▸ **Exercise requirements**: Continue the passage on rising powers and international institutions, picking up after its final sentence.

▸ **Reading text**:
— BEGIN —
From this perspective, rising states
matter not only, or even primarily, because of the material power resources
that they possess, but rather because of their unavoidable importance in
solving these kinds of global problems. Their detachment from or opposition to
current institutions is seen as one of the most important weaknesses of
existing institutions—think of the move away from the World Bank and IMF on the
part of major emerging economies, or the opposition to developed country
preferences in the WTO led by Brazil and India, or the effective breakdown of
the global aid regime in the face of the new aid donors such as China and India.
Such countries are therefore substantively critical to the management of major
global issues such as climate change or nuclear proliferation.
A second post-Westphalian element has to
do with the changing problem of legitimacy. All states and social orders need
to gain the authority and legitimacy that the possession of crude power can
never secure on its own. All major powers face the imperative of trying to
turn a capacity for crude coercion into legitimate authority. The Bush years
(2000-8) demonstrated the limits of hegemonic or top-down modes of governance
The financial crisis has exacerbated the already evident decline in the idea
that the legitimacy of international institutions could be grounded in claims
to superior economic or technological knowledge. The inherit institutions of
the Western-led international order have proved manifestly dysfunctional, and
neither leading market actors nor technical specialists have ready ideas or
answers. Legitimacy based on effective outputs and on technical knowledge has
therefore been in short supply and this is likely to strengthen demands for
institutions to expand their membership in order to increase their legitimacy
and representative authority. Emerging powers are therefore critical if
international institutions are to re-establish legitimacy and a degree of
representativeness, for example through reform the United Nations Security
Council or of the international financial institutions.
Key Points
For mainstream realist and neo-realist
writers, rising powers matter because their growing material power disrupts the
balance of power. There is great debate about exactly how changes in material
power cause conflict, but widespread agreement that power shifts are associated
with conflict and that this will continue: hence the prediction of many
neo-realists that conflict between the US and China is inevitable.
— END —
▸ **Information provided**:
— BEGIN —
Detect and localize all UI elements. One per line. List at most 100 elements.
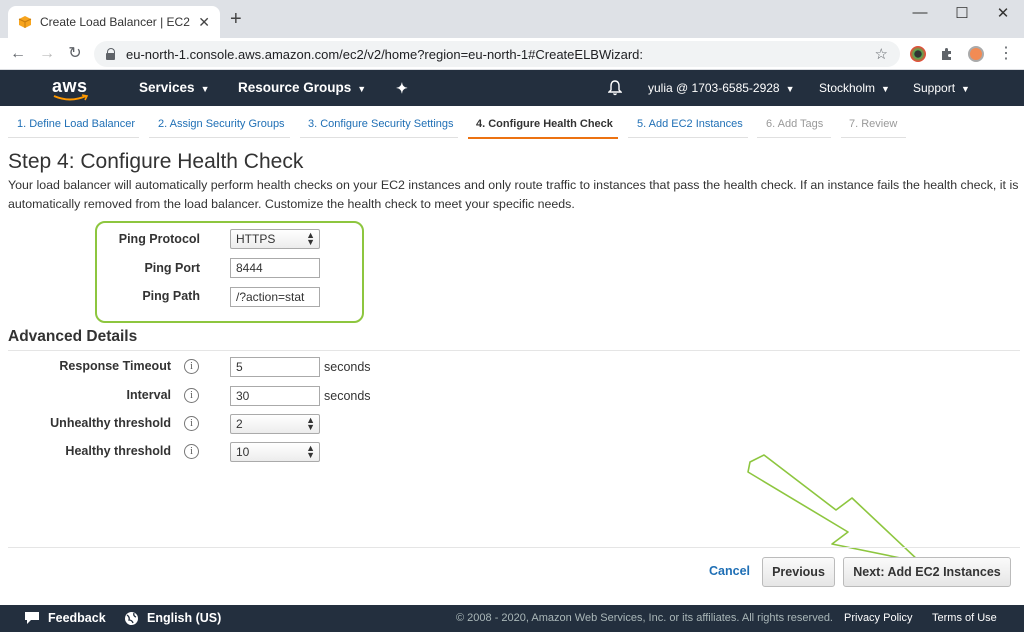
— END —
▸ **Task answer**:
These materially-based approaches to
rising powers and global order remain highly influential. But they do not tell
us enough about the potential pathways that might lead to the emergence of
major power competition. What we want to know is precisely how an international
system might move across a spectrum from the general diffusion of power, to a
situation of multipolarity, to a system in which the foreign policies of the
major states are driven by balance of power politics and logics. Such systems
do not suddenly appear out of nowhere.
Material understandings of power provide
an insufficient basis for understanding the reasons for challenge and the
crucial importance of status and recognition as factors in
the foreign policy behaviour of emerging
powers. Even if one accepts the idea of rising states as revisionist, it is
difficult to understand the sources of their dissatisfaction purely within a
world of material power and systemically given incentives.
For international society theorists,
power hierarchies are noi simply about material power. Great powers constitute
a particular social category. Being a great power depends on recognition by
others and on the cultivation of legitimacy. The stability of power transitions
will be crucially affected by the accommodation of rising powers and the
reallocation of the seats around the top table of international politics.
For many theorists, the 'power' of today's
rising powers is noi just a matter of the power resources that they possess. It
derives from the role that they are playing in functional institutions created
to deal with ever more pressing sets of challenges (such as the management of
the global economy, climate change, nuclear proliferation). And it derives from
their equally necessary role in the creation of legitimate institutions and
representative structures of global governance.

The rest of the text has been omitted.